++++ SUPPLIED RECORDS

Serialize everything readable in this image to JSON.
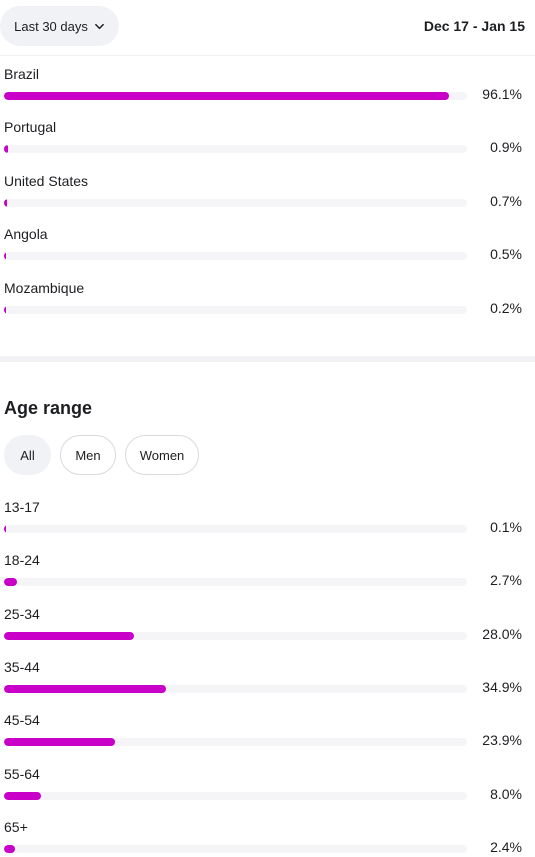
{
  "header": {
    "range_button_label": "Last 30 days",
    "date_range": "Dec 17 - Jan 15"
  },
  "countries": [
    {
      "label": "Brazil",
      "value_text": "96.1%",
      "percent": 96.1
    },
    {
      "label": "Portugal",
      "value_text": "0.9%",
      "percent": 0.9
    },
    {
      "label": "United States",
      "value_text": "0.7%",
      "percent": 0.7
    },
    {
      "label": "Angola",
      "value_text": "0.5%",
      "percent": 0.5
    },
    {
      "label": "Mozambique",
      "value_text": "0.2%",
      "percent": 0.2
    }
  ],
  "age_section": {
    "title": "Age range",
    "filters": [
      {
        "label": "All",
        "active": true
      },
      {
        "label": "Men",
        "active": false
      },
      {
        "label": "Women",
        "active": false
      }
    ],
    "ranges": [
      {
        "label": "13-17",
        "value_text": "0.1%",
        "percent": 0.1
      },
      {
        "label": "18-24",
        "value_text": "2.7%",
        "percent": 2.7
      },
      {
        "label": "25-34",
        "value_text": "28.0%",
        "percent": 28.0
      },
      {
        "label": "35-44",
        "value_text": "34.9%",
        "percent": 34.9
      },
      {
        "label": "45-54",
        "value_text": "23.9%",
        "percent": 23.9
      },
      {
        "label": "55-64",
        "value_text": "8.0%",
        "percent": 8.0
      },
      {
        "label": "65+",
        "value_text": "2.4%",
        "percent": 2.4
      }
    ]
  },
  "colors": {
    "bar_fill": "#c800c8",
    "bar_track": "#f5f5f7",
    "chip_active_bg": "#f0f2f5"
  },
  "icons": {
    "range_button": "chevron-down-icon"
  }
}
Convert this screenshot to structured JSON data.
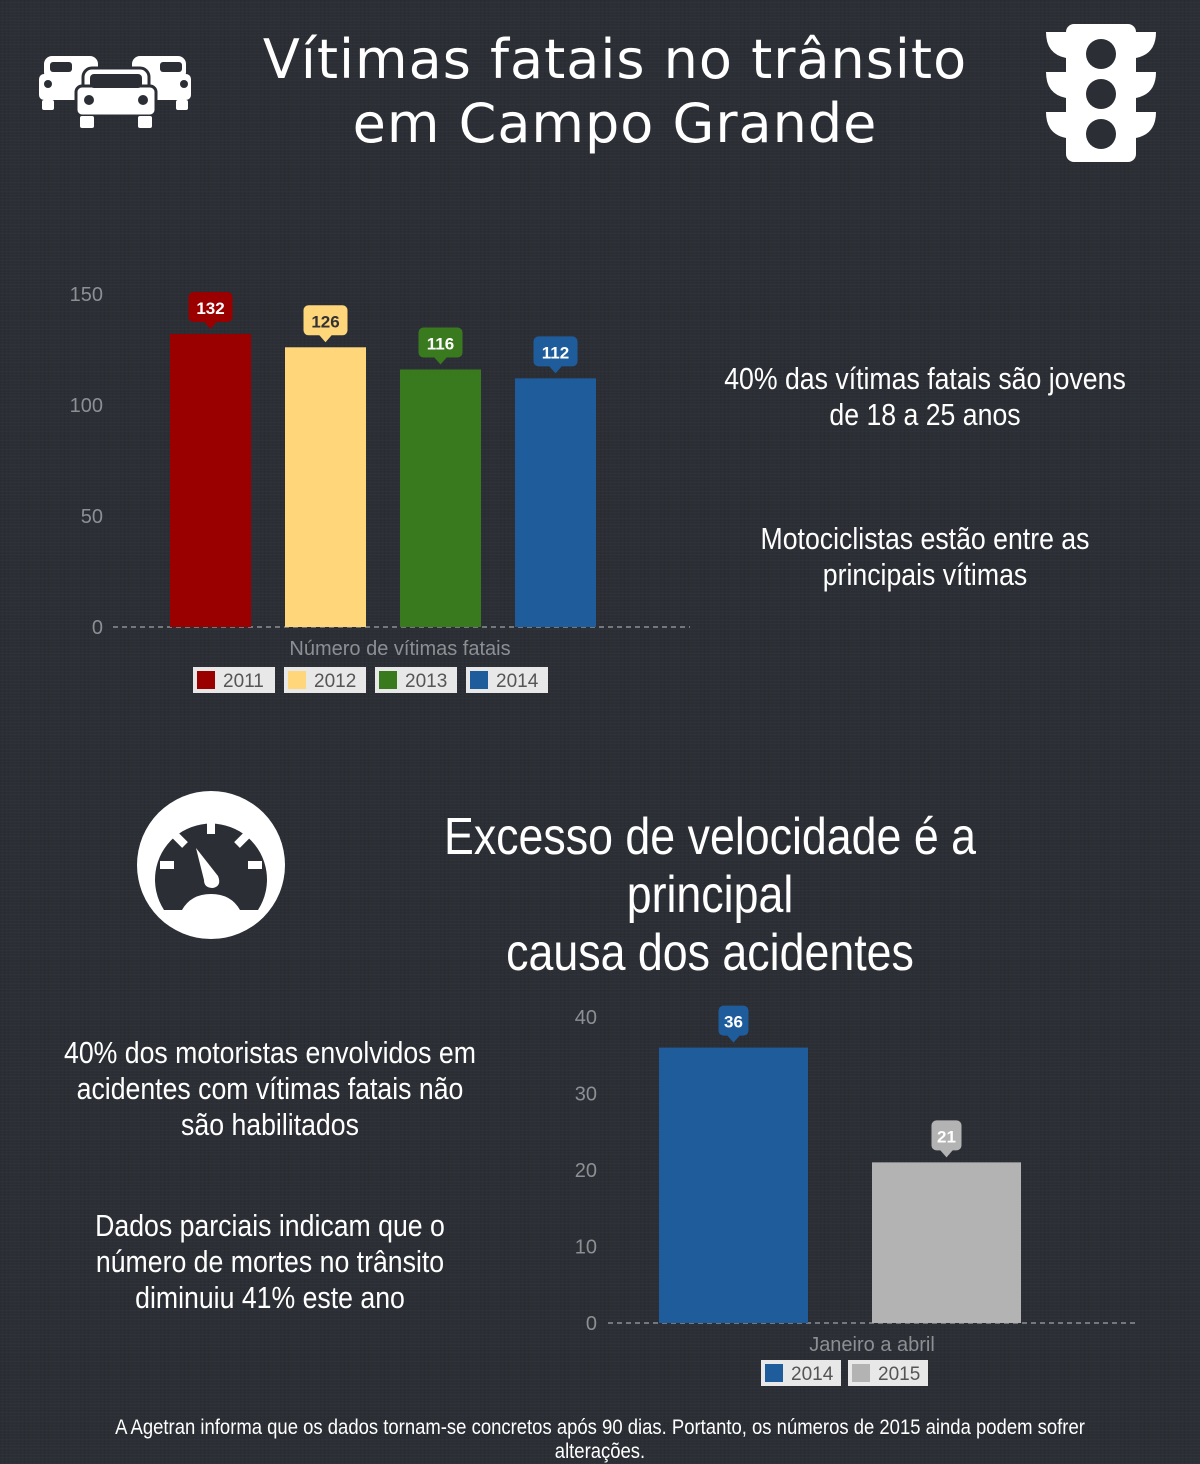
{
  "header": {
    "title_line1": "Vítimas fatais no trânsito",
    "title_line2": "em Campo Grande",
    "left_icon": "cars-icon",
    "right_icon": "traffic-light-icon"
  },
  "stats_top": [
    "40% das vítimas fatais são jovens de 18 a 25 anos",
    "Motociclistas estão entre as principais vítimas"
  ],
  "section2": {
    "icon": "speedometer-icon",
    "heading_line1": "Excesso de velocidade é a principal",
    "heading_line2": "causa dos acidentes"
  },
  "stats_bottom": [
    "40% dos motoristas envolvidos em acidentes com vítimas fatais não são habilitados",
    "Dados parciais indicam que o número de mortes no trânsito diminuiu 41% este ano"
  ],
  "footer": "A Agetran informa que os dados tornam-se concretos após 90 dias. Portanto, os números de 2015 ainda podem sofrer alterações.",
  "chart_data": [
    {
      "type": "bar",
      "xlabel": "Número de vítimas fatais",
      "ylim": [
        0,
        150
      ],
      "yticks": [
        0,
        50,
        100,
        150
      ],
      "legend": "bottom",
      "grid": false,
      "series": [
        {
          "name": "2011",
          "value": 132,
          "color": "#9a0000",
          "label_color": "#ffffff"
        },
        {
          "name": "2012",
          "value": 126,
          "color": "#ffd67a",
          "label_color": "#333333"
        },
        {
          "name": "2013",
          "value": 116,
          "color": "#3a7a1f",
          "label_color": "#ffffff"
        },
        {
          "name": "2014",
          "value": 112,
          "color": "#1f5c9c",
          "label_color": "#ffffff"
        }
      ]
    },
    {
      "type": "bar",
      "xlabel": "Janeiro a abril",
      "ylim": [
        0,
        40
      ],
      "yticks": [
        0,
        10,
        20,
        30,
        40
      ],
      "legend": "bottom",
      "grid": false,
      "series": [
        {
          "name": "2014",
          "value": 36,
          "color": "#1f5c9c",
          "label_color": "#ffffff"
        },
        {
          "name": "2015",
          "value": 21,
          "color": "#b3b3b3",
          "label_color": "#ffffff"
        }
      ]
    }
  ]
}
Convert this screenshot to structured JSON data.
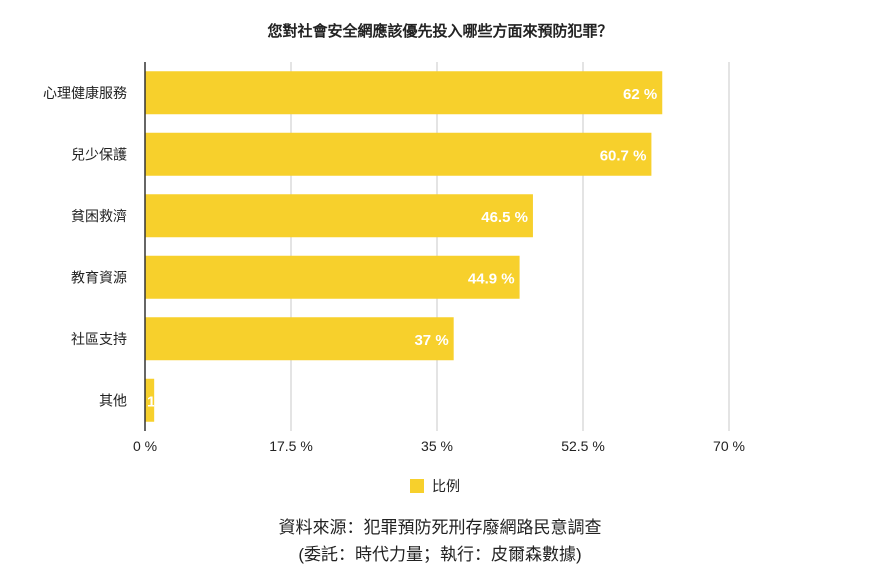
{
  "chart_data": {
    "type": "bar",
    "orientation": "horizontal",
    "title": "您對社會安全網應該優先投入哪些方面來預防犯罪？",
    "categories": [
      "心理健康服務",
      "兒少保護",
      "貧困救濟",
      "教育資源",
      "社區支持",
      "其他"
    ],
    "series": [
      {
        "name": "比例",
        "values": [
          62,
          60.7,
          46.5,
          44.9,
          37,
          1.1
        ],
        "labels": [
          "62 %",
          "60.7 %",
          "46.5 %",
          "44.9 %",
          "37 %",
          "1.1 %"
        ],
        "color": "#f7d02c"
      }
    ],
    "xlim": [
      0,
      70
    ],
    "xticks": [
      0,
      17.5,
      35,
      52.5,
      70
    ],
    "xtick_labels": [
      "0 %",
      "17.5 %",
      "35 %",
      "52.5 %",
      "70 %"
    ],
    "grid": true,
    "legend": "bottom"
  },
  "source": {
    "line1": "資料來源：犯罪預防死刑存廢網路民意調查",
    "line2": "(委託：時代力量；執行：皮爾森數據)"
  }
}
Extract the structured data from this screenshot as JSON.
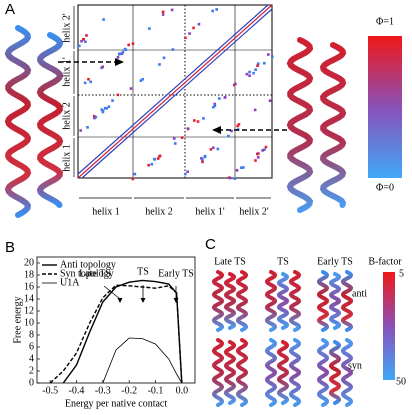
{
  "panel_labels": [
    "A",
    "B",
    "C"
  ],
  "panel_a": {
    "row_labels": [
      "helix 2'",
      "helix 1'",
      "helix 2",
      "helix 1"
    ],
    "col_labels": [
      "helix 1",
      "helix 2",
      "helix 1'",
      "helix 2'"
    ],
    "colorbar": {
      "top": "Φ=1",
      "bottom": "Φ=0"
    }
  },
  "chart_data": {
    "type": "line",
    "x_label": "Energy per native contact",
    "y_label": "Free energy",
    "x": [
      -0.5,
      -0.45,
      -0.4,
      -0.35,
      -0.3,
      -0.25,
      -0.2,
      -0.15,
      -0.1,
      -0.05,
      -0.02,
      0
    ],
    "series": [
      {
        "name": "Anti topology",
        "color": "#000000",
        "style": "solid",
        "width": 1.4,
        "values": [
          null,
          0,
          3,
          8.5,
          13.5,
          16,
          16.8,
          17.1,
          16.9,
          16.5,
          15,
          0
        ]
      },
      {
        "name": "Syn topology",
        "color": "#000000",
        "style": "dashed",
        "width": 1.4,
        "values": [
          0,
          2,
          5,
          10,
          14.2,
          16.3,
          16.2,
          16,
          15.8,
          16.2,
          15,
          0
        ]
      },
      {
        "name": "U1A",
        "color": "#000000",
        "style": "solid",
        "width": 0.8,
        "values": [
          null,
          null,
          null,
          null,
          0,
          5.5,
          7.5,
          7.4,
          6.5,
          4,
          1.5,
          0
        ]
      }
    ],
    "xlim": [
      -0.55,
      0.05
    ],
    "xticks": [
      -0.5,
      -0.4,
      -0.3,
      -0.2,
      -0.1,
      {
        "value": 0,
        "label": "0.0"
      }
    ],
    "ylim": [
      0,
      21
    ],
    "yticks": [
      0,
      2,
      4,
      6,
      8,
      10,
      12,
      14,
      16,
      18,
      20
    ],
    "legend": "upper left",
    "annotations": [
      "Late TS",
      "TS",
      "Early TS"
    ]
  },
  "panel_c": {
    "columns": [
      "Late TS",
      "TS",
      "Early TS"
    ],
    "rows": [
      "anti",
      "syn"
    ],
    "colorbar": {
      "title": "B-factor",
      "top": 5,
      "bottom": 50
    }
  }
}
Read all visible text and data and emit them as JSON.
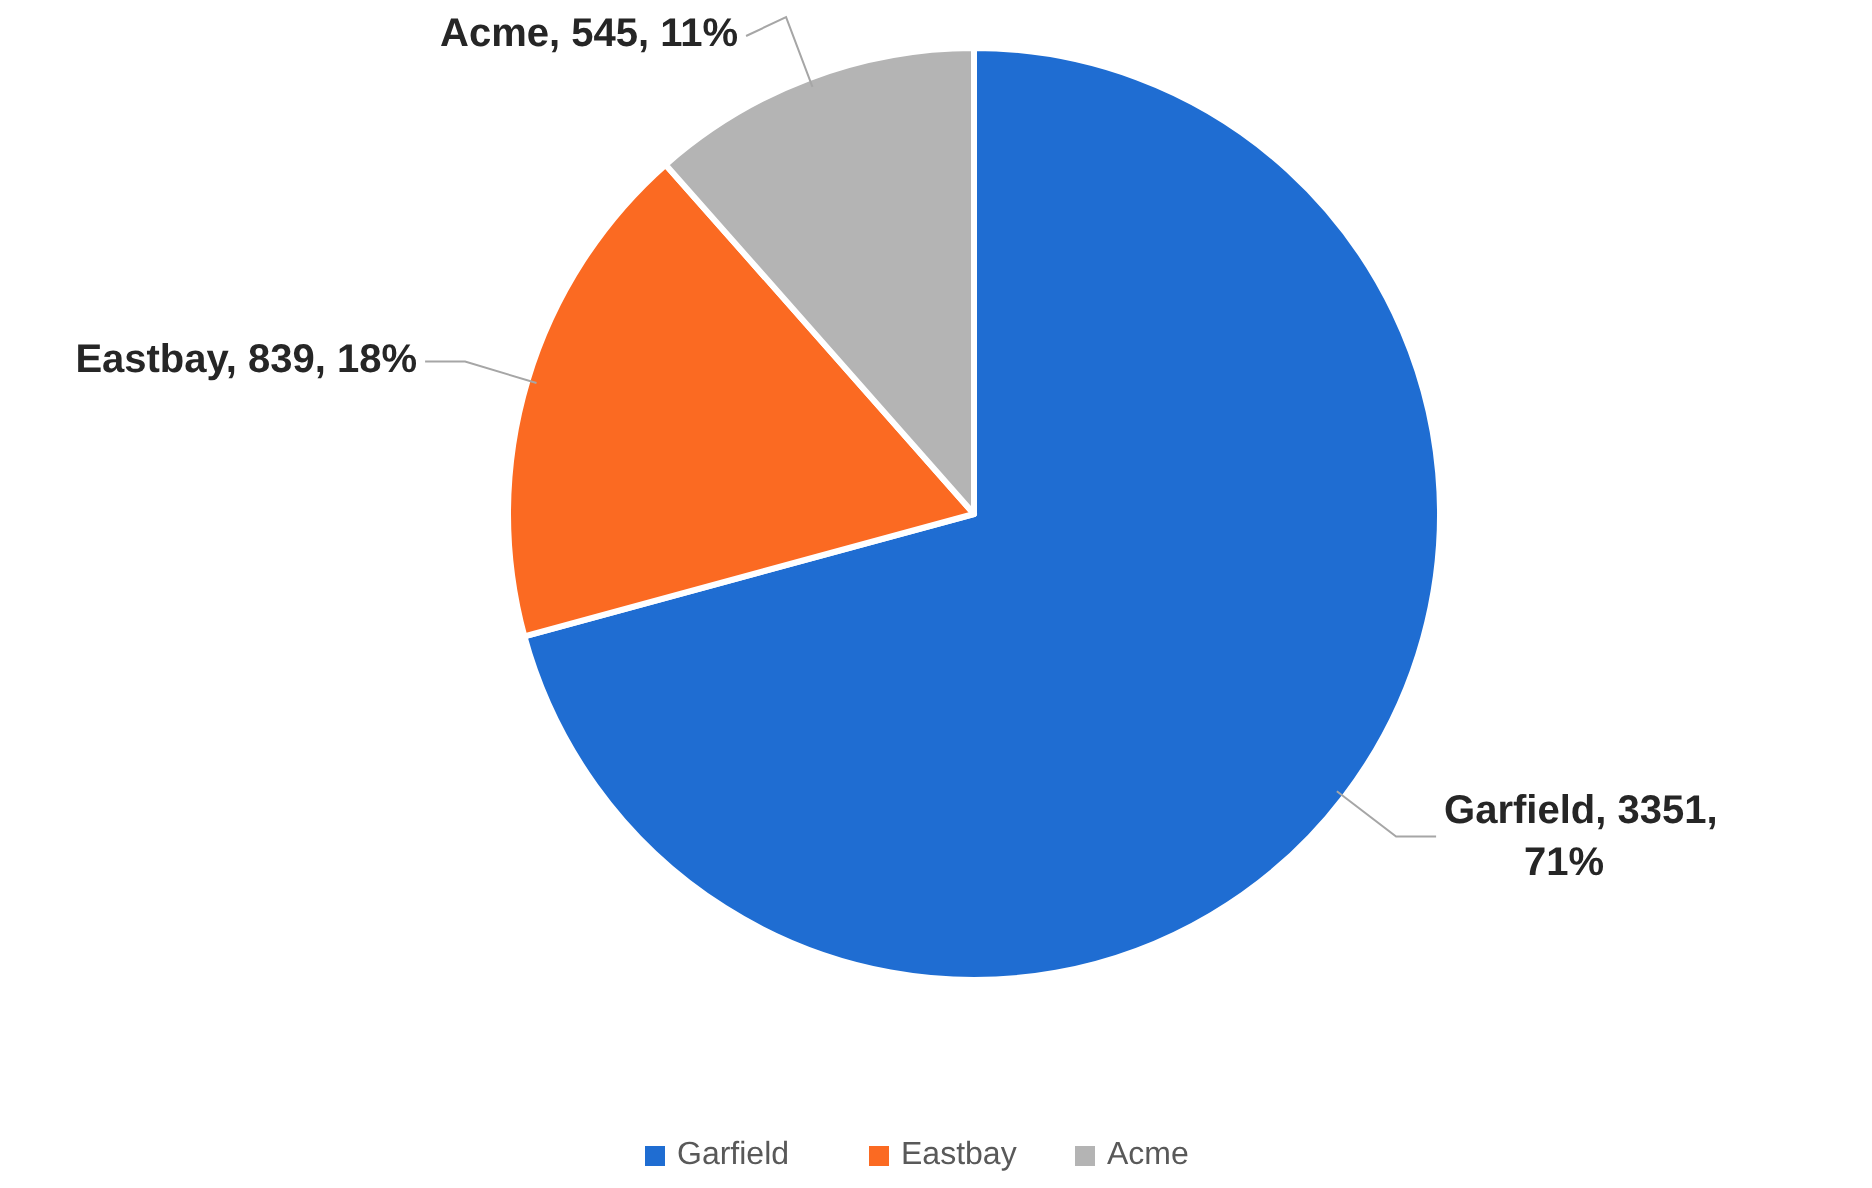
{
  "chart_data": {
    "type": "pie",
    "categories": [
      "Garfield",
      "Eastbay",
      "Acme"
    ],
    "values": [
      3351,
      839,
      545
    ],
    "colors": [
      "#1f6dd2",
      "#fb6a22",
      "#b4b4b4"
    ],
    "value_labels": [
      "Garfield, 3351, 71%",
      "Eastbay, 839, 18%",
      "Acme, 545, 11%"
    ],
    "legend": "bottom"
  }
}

++++++++

• STATED GOAL:
Return the listing above unchanged, apart from dropping its pictures.

• RESULT:
Serialize everything readable in this image to JSON.
{
  "header": {
    "range_button_label": "Last 30 days",
    "date_range": "Dec 17 - Jan 15"
  },
  "countries": [
    {
      "label": "Brazil",
      "value_text": "96.1%",
      "percent": 96.1
    },
    {
      "label": "Portugal",
      "value_text": "0.9%",
      "percent": 0.9
    },
    {
      "label": "United States",
      "value_text": "0.7%",
      "percent": 0.7
    },
    {
      "label": "Angola",
      "value_text": "0.5%",
      "percent": 0.5
    },
    {
      "label": "Mozambique",
      "value_text": "0.2%",
      "percent": 0.2
    }
  ],
  "age_section": {
    "title": "Age range",
    "filters": [
      {
        "label": "All",
        "active": true
      },
      {
        "label": "Men",
        "active": false
      },
      {
        "label": "Women",
        "active": false
      }
    ],
    "ranges": [
      {
        "label": "13-17",
        "value_text": "0.1%",
        "percent": 0.1
      },
      {
        "label": "18-24",
        "value_text": "2.7%",
        "percent": 2.7
      },
      {
        "label": "25-34",
        "value_text": "28.0%",
        "percent": 28.0
      },
      {
        "label": "35-44",
        "value_text": "34.9%",
        "percent": 34.9
      },
      {
        "label": "45-54",
        "value_text": "23.9%",
        "percent": 23.9
      },
      {
        "label": "55-64",
        "value_text": "8.0%",
        "percent": 8.0
      },
      {
        "label": "65+",
        "value_text": "2.4%",
        "percent": 2.4
      }
    ]
  },
  "colors": {
    "bar_fill": "#c800c8",
    "bar_track": "#f5f5f7",
    "chip_active_bg": "#f0f2f5"
  },
  "icons": {
    "range_button": "chevron-down-icon"
  }
}
Convert this screenshot to structured JSON data.
{
  "header": {
    "title_line1": "Vítimas fatais no trânsito",
    "title_line2": "em Campo Grande",
    "left_icon": "cars-icon",
    "right_icon": "traffic-light-icon"
  },
  "stats_top": [
    "40% das vítimas fatais são jovens de 18 a 25 anos",
    "Motociclistas estão entre as principais vítimas"
  ],
  "section2": {
    "icon": "speedometer-icon",
    "heading_line1": "Excesso de velocidade é a principal",
    "heading_line2": "causa dos acidentes"
  },
  "stats_bottom": [
    "40% dos motoristas envolvidos em acidentes com vítimas fatais não são habilitados",
    "Dados parciais indicam que o número de mortes no trânsito diminuiu 41% este ano"
  ],
  "footer": "A Agetran informa que os dados tornam-se concretos após 90 dias. Portanto, os números de 2015 ainda podem sofrer alterações.",
  "chart_data": [
    {
      "type": "bar",
      "xlabel": "Número de vítimas fatais",
      "ylim": [
        0,
        150
      ],
      "yticks": [
        0,
        50,
        100,
        150
      ],
      "legend": "bottom",
      "grid": false,
      "series": [
        {
          "name": "2011",
          "value": 132,
          "color": "#9a0000",
          "label_color": "#ffffff"
        },
        {
          "name": "2012",
          "value": 126,
          "color": "#ffd67a",
          "label_color": "#333333"
        },
        {
          "name": "2013",
          "value": 116,
          "color": "#3a7a1f",
          "label_color": "#ffffff"
        },
        {
          "name": "2014",
          "value": 112,
          "color": "#1f5c9c",
          "label_color": "#ffffff"
        }
      ]
    },
    {
      "type": "bar",
      "xlabel": "Janeiro a abril",
      "ylim": [
        0,
        40
      ],
      "yticks": [
        0,
        10,
        20,
        30,
        40
      ],
      "legend": "bottom",
      "grid": false,
      "series": [
        {
          "name": "2014",
          "value": 36,
          "color": "#1f5c9c",
          "label_color": "#ffffff"
        },
        {
          "name": "2015",
          "value": 21,
          "color": "#b3b3b3",
          "label_color": "#ffffff"
        }
      ]
    }
  ]
}
Convert this screenshot to structured JSON data.
{
  "chart_data": {
    "type": "bar",
    "orientation": "horizontal",
    "title": "您對社會安全網應該優先投入哪些方面來預防犯罪？",
    "categories": [
      "心理健康服務",
      "兒少保護",
      "貧困救濟",
      "教育資源",
      "社區支持",
      "其他"
    ],
    "series": [
      {
        "name": "比例",
        "values": [
          62,
          60.7,
          46.5,
          44.9,
          37,
          1.1
        ],
        "labels": [
          "62 %",
          "60.7 %",
          "46.5 %",
          "44.9 %",
          "37 %",
          "1.1 %"
        ],
        "color": "#f7d02c"
      }
    ],
    "xlim": [
      0,
      70
    ],
    "xticks": [
      0,
      17.5,
      35,
      52.5,
      70
    ],
    "xtick_labels": [
      "0 %",
      "17.5 %",
      "35 %",
      "52.5 %",
      "70 %"
    ],
    "grid": true,
    "legend": "bottom"
  },
  "source": {
    "line1": "資料來源：犯罪預防死刑存廢網路民意調查",
    "line2": "(委託：時代力量；執行：皮爾森數據)"
  }
}
Extract the structured data from this screenshot as JSON.
{
  "panel_labels": [
    "A",
    "B",
    "C"
  ],
  "panel_a": {
    "row_labels": [
      "helix 2'",
      "helix 1'",
      "helix 2",
      "helix 1"
    ],
    "col_labels": [
      "helix 1",
      "helix 2",
      "helix 1'",
      "helix 2'"
    ],
    "colorbar": {
      "top": "Φ=1",
      "bottom": "Φ=0"
    }
  },
  "chart_data": {
    "type": "line",
    "x_label": "Energy per native contact",
    "y_label": "Free energy",
    "x": [
      -0.5,
      -0.45,
      -0.4,
      -0.35,
      -0.3,
      -0.25,
      -0.2,
      -0.15,
      -0.1,
      -0.05,
      -0.02,
      0
    ],
    "series": [
      {
        "name": "Anti topology",
        "color": "#000000",
        "style": "solid",
        "width": 1.4,
        "values": [
          null,
          0,
          3,
          8.5,
          13.5,
          16,
          16.8,
          17.1,
          16.9,
          16.5,
          15,
          0
        ]
      },
      {
        "name": "Syn topology",
        "color": "#000000",
        "style": "dashed",
        "width": 1.4,
        "values": [
          0,
          2,
          5,
          10,
          14.2,
          16.3,
          16.2,
          16,
          15.8,
          16.2,
          15,
          0
        ]
      },
      {
        "name": "U1A",
        "color": "#000000",
        "style": "solid",
        "width": 0.8,
        "values": [
          null,
          null,
          null,
          null,
          0,
          5.5,
          7.5,
          7.4,
          6.5,
          4,
          1.5,
          0
        ]
      }
    ],
    "xlim": [
      -0.55,
      0.05
    ],
    "xticks": [
      -0.5,
      -0.4,
      -0.3,
      -0.2,
      -0.1,
      {
        "value": 0,
        "label": "0.0"
      }
    ],
    "ylim": [
      0,
      21
    ],
    "yticks": [
      0,
      2,
      4,
      6,
      8,
      10,
      12,
      14,
      16,
      18,
      20
    ],
    "legend": "upper left",
    "annotations": [
      "Late TS",
      "TS",
      "Early TS"
    ]
  },
  "panel_c": {
    "columns": [
      "Late TS",
      "TS",
      "Early TS"
    ],
    "rows": [
      "anti",
      "syn"
    ],
    "colorbar": {
      "title": "B-factor",
      "top": 5,
      "bottom": 50
    }
  }
}
Read all visible text and data and emit them as JSON.
{
  "chart_data": {
    "type": "pie",
    "categories": [
      "Garfield",
      "Eastbay",
      "Acme"
    ],
    "values": [
      3351,
      839,
      545
    ],
    "colors": [
      "#1f6dd2",
      "#fb6a22",
      "#b4b4b4"
    ],
    "value_labels": [
      "Garfield, 3351, 71%",
      "Eastbay, 839, 18%",
      "Acme, 545, 11%"
    ],
    "legend": "bottom"
  }
}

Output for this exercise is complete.